Dataset extract:
+ + +

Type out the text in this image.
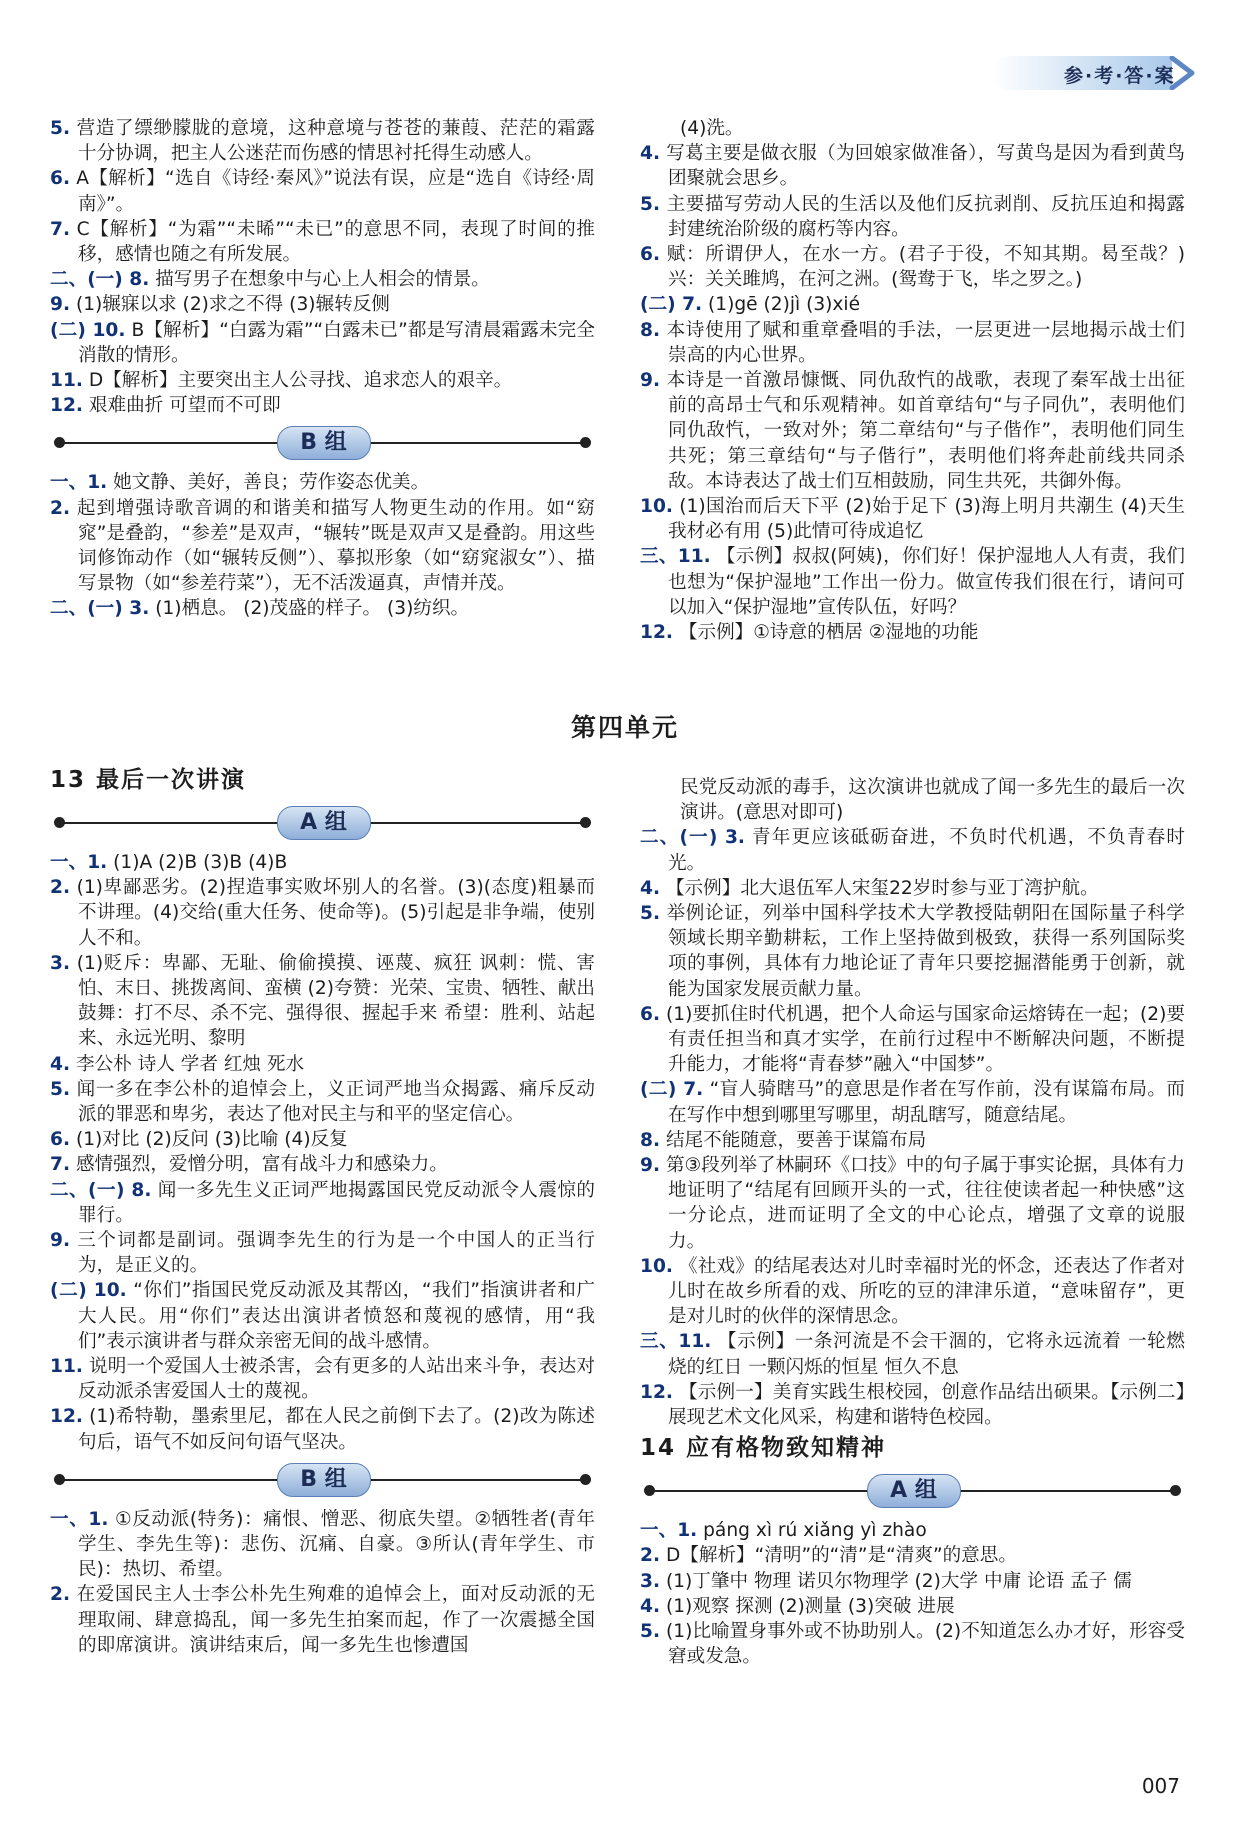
参·考·答·案

5. 营造了缥缈朦胧的意境，这种意境与苍苍的蒹葭、茫茫的霜露十分协调，把主人公迷茫而伤感的情思衬托得生动感人。

6. A【解析】“选自《诗经·秦风》”说法有误，应是“选自《诗经·周南》”。

7. C【解析】“为霜”“未晞”“未已”的意思不同，表现了时间的推移，感情也随之有所发展。

二、(一) 8. 描写男子在想象中与心上人相会的情景。

9. (1)辗寐以求 (2)求之不得 (3)辗转反侧

(二) 10. B【解析】“白露为霜”“白露未已”都是写清晨霜露未完全消散的情形。

11. D【解析】主要突出主人公寻找、追求恋人的艰辛。

12. 艰难曲折 可望而不可即

B 组

一、1. 她文静、美好，善良；劳作姿态优美。

2. 起到增强诗歌音调的和谐美和描写人物更生动的作用。如“窈窕”是叠韵，“参差”是双声，“辗转”既是双声又是叠韵。用这些词修饰动作（如“辗转反侧”）、摹拟形象（如“窈窕淑女”）、描写景物（如“参差荇菜”），无不活泼逼真，声情并茂。

二、(一) 3. (1)栖息。 (2)茂盛的样子。 (3)纺织。

(4)洗。

4. 写葛主要是做衣服（为回娘家做准备），写黄鸟是因为看到黄鸟团聚就会思乡。

5. 主要描写劳动人民的生活以及他们反抗剥削、反抗压迫和揭露封建统治阶级的腐朽等内容。

6. 赋：所谓伊人，在水一方。(君子于役，不知其期。曷至哉？)兴：关关雎鸠，在河之洲。(鸳鸯于飞，毕之罗之。)

(二) 7. (1)gē (2)jì (3)xié

8. 本诗使用了赋和重章叠唱的手法，一层更进一层地揭示战士们崇高的内心世界。

9. 本诗是一首激昂慷慨、同仇敌忾的战歌，表现了秦军战士出征前的高昂士气和乐观精神。如首章结句“与子同仇”，表明他们同仇敌忾，一致对外；第二章结句“与子偕作”，表明他们同生共死；第三章结句“与子偕行”，表明他们将奔赴前线共同杀敌。本诗表达了战士们互相鼓励，同生共死，共御外侮。

10. (1)国治而后天下平 (2)始于足下 (3)海上明月共潮生 (4)天生我材必有用 (5)此情可待成追忆

三、11. 【示例】叔叔(阿姨)，你们好！保护湿地人人有责，我们也想为“保护湿地”工作出一份力。做宣传我们很在行，请问可以加入“保护湿地”宣传队伍，好吗？

12. 【示例】①诗意的栖居 ②湿地的功能

第四单元

13 最后一次讲演

A 组

一、1. (1)A (2)B (3)B (4)B

2. (1)卑鄙恶劣。(2)捏造事实败坏别人的名誉。(3)(态度)粗暴而不讲理。(4)交给(重大任务、使命等)。(5)引起是非争端，使别人不和。

3. (1)贬斥：卑鄙、无耻、偷偷摸摸、诬蔑、疯狂 讽刺：慌、害怕、末日、挑拨离间、蛮横 (2)夸赞：光荣、宝贵、牺牲、献出 鼓舞：打不尽、杀不完、强得很、握起手来 希望：胜利、站起来、永远光明、黎明

4. 李公朴 诗人 学者 红烛 死水

5. 闻一多在李公朴的追悼会上，义正词严地当众揭露、痛斥反动派的罪恶和卑劣，表达了他对民主与和平的坚定信心。

6. (1)对比 (2)反问 (3)比喻 (4)反复

7. 感情强烈，爱憎分明，富有战斗力和感染力。

二、(一) 8. 闻一多先生义正词严地揭露国民党反动派令人震惊的罪行。

9. 三个词都是副词。强调李先生的行为是一个中国人的正当行为，是正义的。

(二) 10. “你们”指国民党反动派及其帮凶，“我们”指演讲者和广大人民。用“你们”表达出演讲者愤怒和蔑视的感情，用“我们”表示演讲者与群众亲密无间的战斗感情。

11. 说明一个爱国人士被杀害，会有更多的人站出来斗争，表达对反动派杀害爱国人士的蔑视。

12. (1)希特勒，墨索里尼，都在人民之前倒下去了。(2)改为陈述句后，语气不如反问句语气坚决。

B 组

一、1. ①反动派(特务)：痛恨、憎恶、彻底失望。②牺牲者(青年学生、李先生等)：悲伤、沉痛、自豪。③所认(青年学生、市民)：热切、希望。

2. 在爱国民主人士李公朴先生殉难的追悼会上，面对反动派的无理取闹、肆意捣乱，闻一多先生拍案而起，作了一次震撼全国的即席演讲。演讲结束后，闻一多先生也惨遭国

民党反动派的毒手，这次演讲也就成了闻一多先生的最后一次演讲。(意思对即可)

二、(一) 3. 青年更应该砥砺奋进，不负时代机遇，不负青春时光。

4. 【示例】北大退伍军人宋玺22岁时参与亚丁湾护航。

5. 举例论证，列举中国科学技术大学教授陆朝阳在国际量子科学领域长期辛勤耕耘，工作上坚持做到极致，获得一系列国际奖项的事例，具体有力地论证了青年只要挖掘潜能勇于创新，就能为国家发展贡献力量。

6. (1)要抓住时代机遇，把个人命运与国家命运熔铸在一起；(2)要有责任担当和真才实学，在前行过程中不断解决问题，不断提升能力，才能将“青春梦”融入“中国梦”。

(二) 7. “盲人骑瞎马”的意思是作者在写作前，没有谋篇布局。而在写作中想到哪里写哪里，胡乱瞎写，随意结尾。

8. 结尾不能随意，要善于谋篇布局

9. 第③段列举了林嗣环《口技》中的句子属于事实论据，具体有力地证明了“结尾有回顾开头的一式，往往使读者起一种快感”这一分论点，进而证明了全文的中心论点，增强了文章的说服力。

10. 《社戏》的结尾表达对儿时幸福时光的怀念，还表达了作者对儿时在故乡所看的戏、所吃的豆的津津乐道，“意味留存”，更是对儿时的伙伴的深情思念。

三、11. 【示例】一条河流是不会干涸的，它将永远流着 一轮燃烧的红日 一颗闪烁的恒星 恒久不息

12. 【示例一】美育实践生根校园，创意作品结出硕果。【示例二】展现艺术文化风采，构建和谐特色校园。

14 应有格物致知精神

A 组

一、1. páng xì rú xiǎng yì zhào

2. D【解析】“清明”的“清”是“清爽”的意思。

3. (1)丁肇中 物理 诺贝尔物理学 (2)大学 中庸 论语 孟子 儒

4. (1)观察 探测 (2)测量 (3)突破 进展

5. (1)比喻置身事外或不协助别人。(2)不知道怎么办才好，形容受窘或发急。

007
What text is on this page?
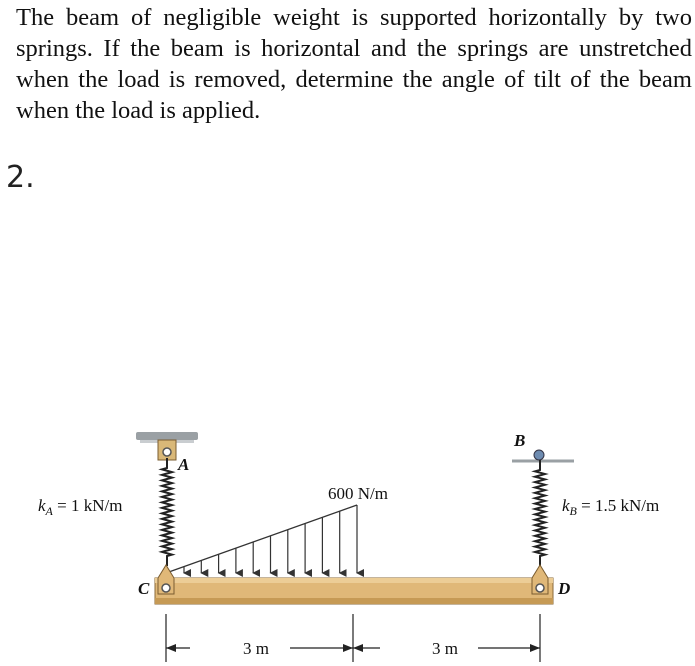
The beam of negligible weight is supported horizontally by two springs. If the beam is horizontal and the springs are unstretched when the load is removed, determine the angle of tilt of the beam when the load is applied.
2.
A
B
C	D
$k_A = 1$ kN/m	$k_B = 1.5$ kN/m
600 N/m
3 m	3 m
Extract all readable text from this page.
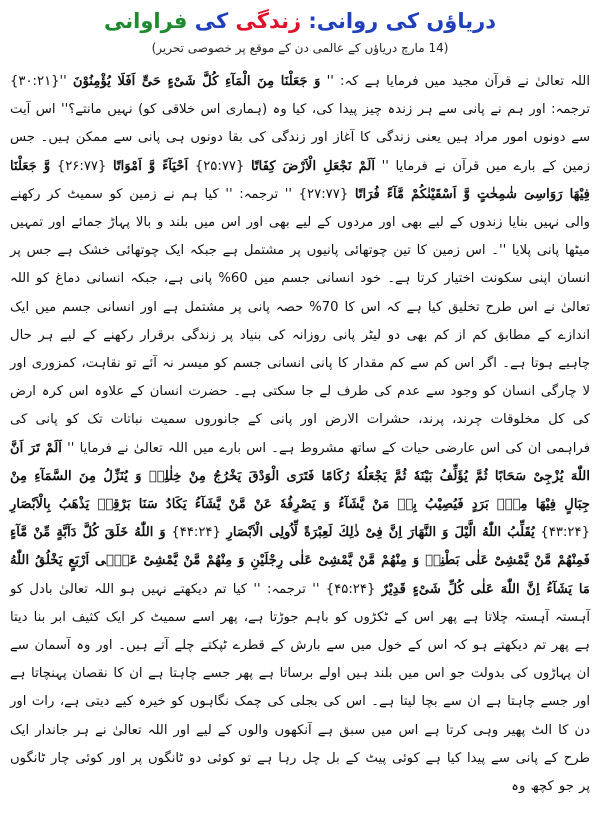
دریاؤں کی روانی: زندگی کی فراوانی
(14 مارچ دریاؤں کے عالمی دن کے موقع پر خصوصی تحریر)

اللہ تعالیٰ نے قرآن مجید میں فرمایا ہے کہ: '' وَ جَعَلْنَا مِنَ الْمَآءِ كُلَّ شَیْءٍ حَیٍّ اَفَلَا یُؤْمِنُوْنَ ''{۳۰:۲۱} ترجمہ: اور ہم نے پانی سے ہر زندہ چیز پیدا کی، کیا وہ (ہماری اس خلاقی کو) نہیں مانتے؟'' اس آیت سے دونوں امور مراد ہیں یعنی زندگی کا آغاز اور زندگی کی بقا دونوں ہی پانی سے ممکن ہیں۔ جس زمین کے بارے میں قرآن نے فرمایا '' اَلَمْ نَجْعَلِ الْاَرْضَ كِفَاتًا {۲۵:۷۷} اَحْیَآءً وَّ اَمْوَاتًا {۲۶:۷۷} وَّ جَعَلْنَا فِیْهَا رَوَاسِیَ شٰمِخٰتٍ وَّ اَسْقَیْنٰكُمْ مَّآءً فُرَاتًا {۲۷:۷۷} '' ترجمہ: '' کیا ہم نے زمین کو سمیٹ کر رکھنے والی نہیں بنایا زندوں کے لیے بھی اور مردوں کے لیے بھی اور اس میں بلند و بالا پہاڑ جمائے اور تمہیں میٹھا پانی پلایا ''۔ اس زمین کا تین چوتھائی پانیوں پر مشتمل ہے جبکہ ایک چوتھائی خشک ہے جس پر انسان اپنی سکونت اختیار کرتا ہے۔ خود انسانی جسم میں 60% پانی ہے، جبکہ انسانی دماغ کو اللہ تعالیٰ نے اس طرح تخلیق کیا ہے کہ اس کا 70% حصہ پانی پر مشتمل ہے اور انسانی جسم میں ایک اندازے کے مطابق کم از کم بھی دو لیٹر پانی روزانہ کی بنیاد پر زندگی برقرار رکھنے کے لیے ہر حال چاہیے ہوتا ہے۔ اگر اس کم سے کم مقدار کا پانی انسانی جسم کو میسر نہ آئے تو نقاہت، کمزوری اور لا چارگی انسان کو وجود سے عدم کی طرف لے جا سکتی ہے۔ حضرت انسان کے علاوہ اس کرہ ارض کی کل مخلوقات چرند، پرند، حشرات الارض اور پانی کے جانوروں سمیت نباتات تک کو پانی کی فراہمی ان کی اس عارضی حیات کے ساتھ مشروط ہے۔ اس بارے میں اللہ تعالیٰ نے فرمایا '' اَلَمْ تَرَ اَنَّ اللّٰهَ یُزْجِیْ سَحَابًا ثُمَّ یُؤَلِّفُ بَیْنَهٗ ثُمَّ یَجْعَلُهٗ رُكَامًا فَتَرَى الْوَدْقَ یَخْرُجُ مِنْ خِلٰلِهٖ وَ یُنَزِّلُ مِنَ السَّمَآءِ مِنْ جِبَالٍ فِیْهَا مِنْۢ بَرَدٍ فَیُصِیْبُ بِهٖ مَنْ یَّشَآءُ وَ یَصْرِفُهٗ عَنْ مَّنْ یَّشَآءُ یَكَادُ سَنَا بَرْقِهٖ یَذْهَبُ بِالْاَبْصَارِ {۴۳:۲۴} یُقَلِّبُ اللّٰهُ الَّیْلَ وَ النَّهَارَ اِنَّ فِیْ ذٰلِكَ لَعِبْرَةً لِّاُولِی الْاَبْصَارِ {۴۴:۲۴} وَ اللّٰهُ خَلَقَ كُلَّ دَآبَّةٍ مِّنْ مَّآءٍ فَمِنْهُمْ مَّنْ یَّمْشِیْ عَلٰى بَطْنِهٖ وَ مِنْهُمْ مَّنْ یَّمْشِیْ عَلٰى رِجْلَیْنِ وَ مِنْهُمْ مَّنْ یَّمْشِیْ عَلٰۤى اَرْبَعٍ یَخْلُقُ اللّٰهُ مَا یَشَآءُ اِنَّ اللّٰهَ عَلٰى كُلِّ شَیْءٍ قَدِیْرٌ {۴۵:۲۴} '' ترجمہ: '' کیا تم دیکھتے نہیں ہو اللہ تعالیٰ بادل کو آہستہ آہستہ چلاتا ہے پھر اس کے ٹکڑوں کو باہم جوڑتا ہے، پھر اسے سمیٹ کر ایک کثیف ابر بنا دیتا ہے پھر تم دیکھتے ہو کہ اس کے خول میں سے بارش کے قطرے ٹپکتے چلے آتے ہیں۔ اور وہ آسمان سے ان پہاڑوں کی بدولت جو اس میں بلند ہیں اولے برساتا ہے پھر جسے چاہتا ہے ان کا نقصان پہنچاتا ہے اور جسے چاہتا ہے ان سے بچا لیتا ہے۔ اس کی بجلی کی چمک نگاہوں کو خیرہ کیے دیتی ہے، رات اور دن کا الٹ پھیر وہی کرتا ہے اس میں سبق ہے آنکھوں والوں کے لیے اور اللہ تعالیٰ نے ہر جاندار ایک طرح کے پانی سے پیدا کیا ہے کوئی پیٹ کے بل چل رہا ہے تو کوئی دو ٹانگوں پر اور کوئی چار ٹانگوں پر جو کچھ وہ
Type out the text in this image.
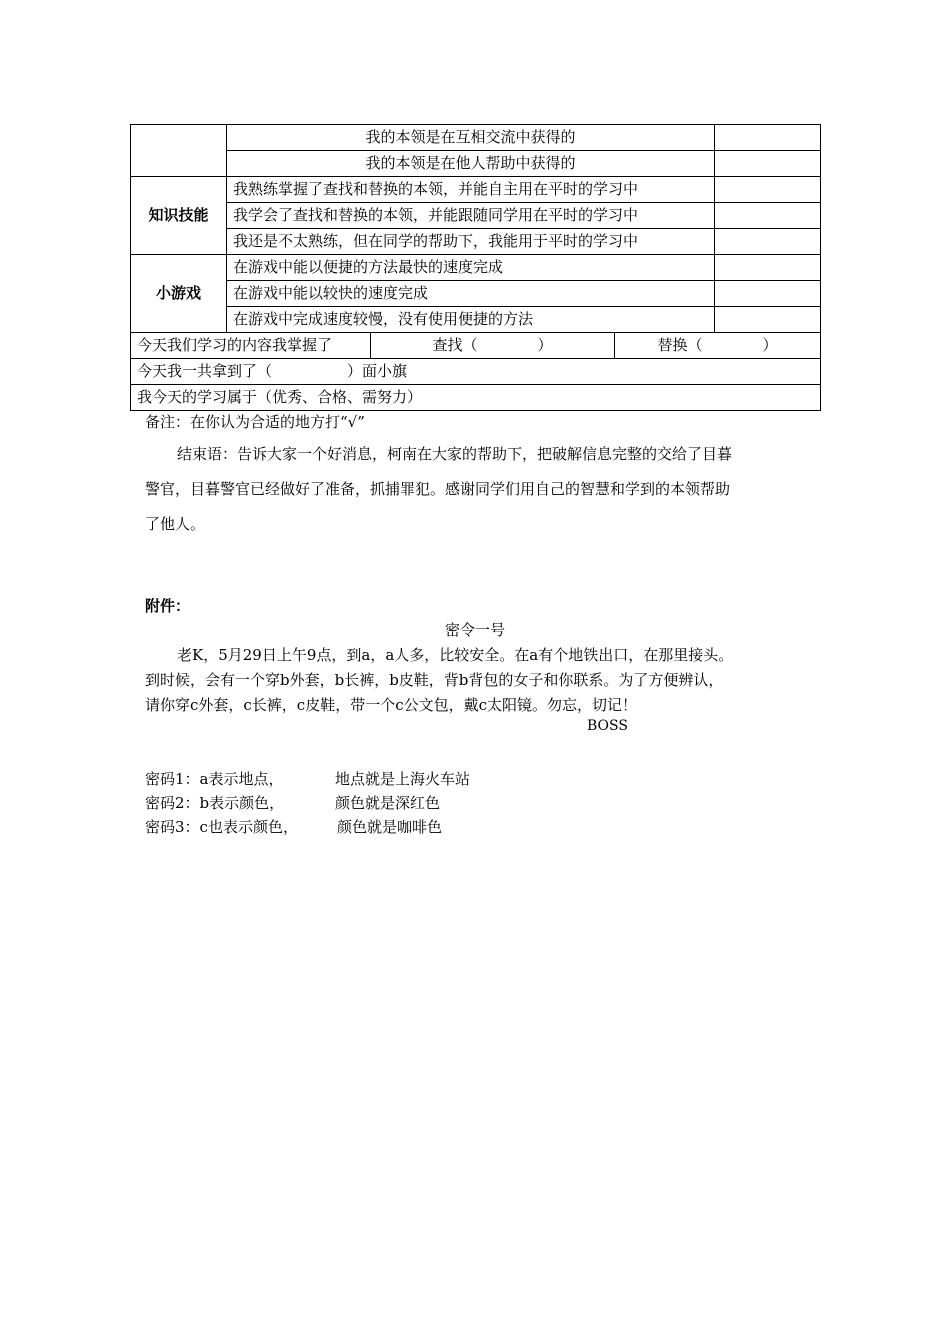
	我的本领是在互相交流中获得的			
	我的本领是在他人帮助中获得的			
知识技能	我熟练掌握了查找和替换的本领，并能自主用在平时的学习中			
	我学会了查找和替换的本领，并能跟随同学用在平时的学习中			
	我还是不太熟练，但在同学的帮助下，我能用于平时的学习中			
小游戏	在游戏中能以便捷的方法最快的速度完成			
	在游戏中能以较快的速度完成			
	在游戏中完成速度较慢，没有使用便捷的方法			
今天我们学习的内容我掌握了		查找（　　　　）	替换（　　　　）	
今天我一共拿到了（　　　　　）面小旗				
我今天的学习属于（优秀、合格、需努力）				
备注：在你认为合适的地方打“√”
结束语：告诉大家一个好消息，柯南在大家的帮助下，把破解信息完整的交给了目暮
警官，目暮警官已经做好了准备，抓捕罪犯。感谢同学们用自己的智慧和学到的本领帮助
了他人。
附件：
密令一号
老K，5月29日上午9点，到a，a人多，比较安全。在a有个地铁出口，在那里接头。
到时候，会有一个穿b外套，b长裤，b皮鞋，背b背包的女子和你联系。为了方便辨认，
请你穿c外套，c长裤，c皮鞋，带一个c公文包，戴c太阳镜。勿忘，切记！
BOSS
密码1：a表示地点，	地点就是上海火车站
密码2：b表示颜色，	颜色就是深红色
密码3：c也表示颜色，	颜色就是咖啡色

+ + +

Work instructions: Only the number is wanted: how many lines above include the word "辗转反侧"?

Exercise answer: 2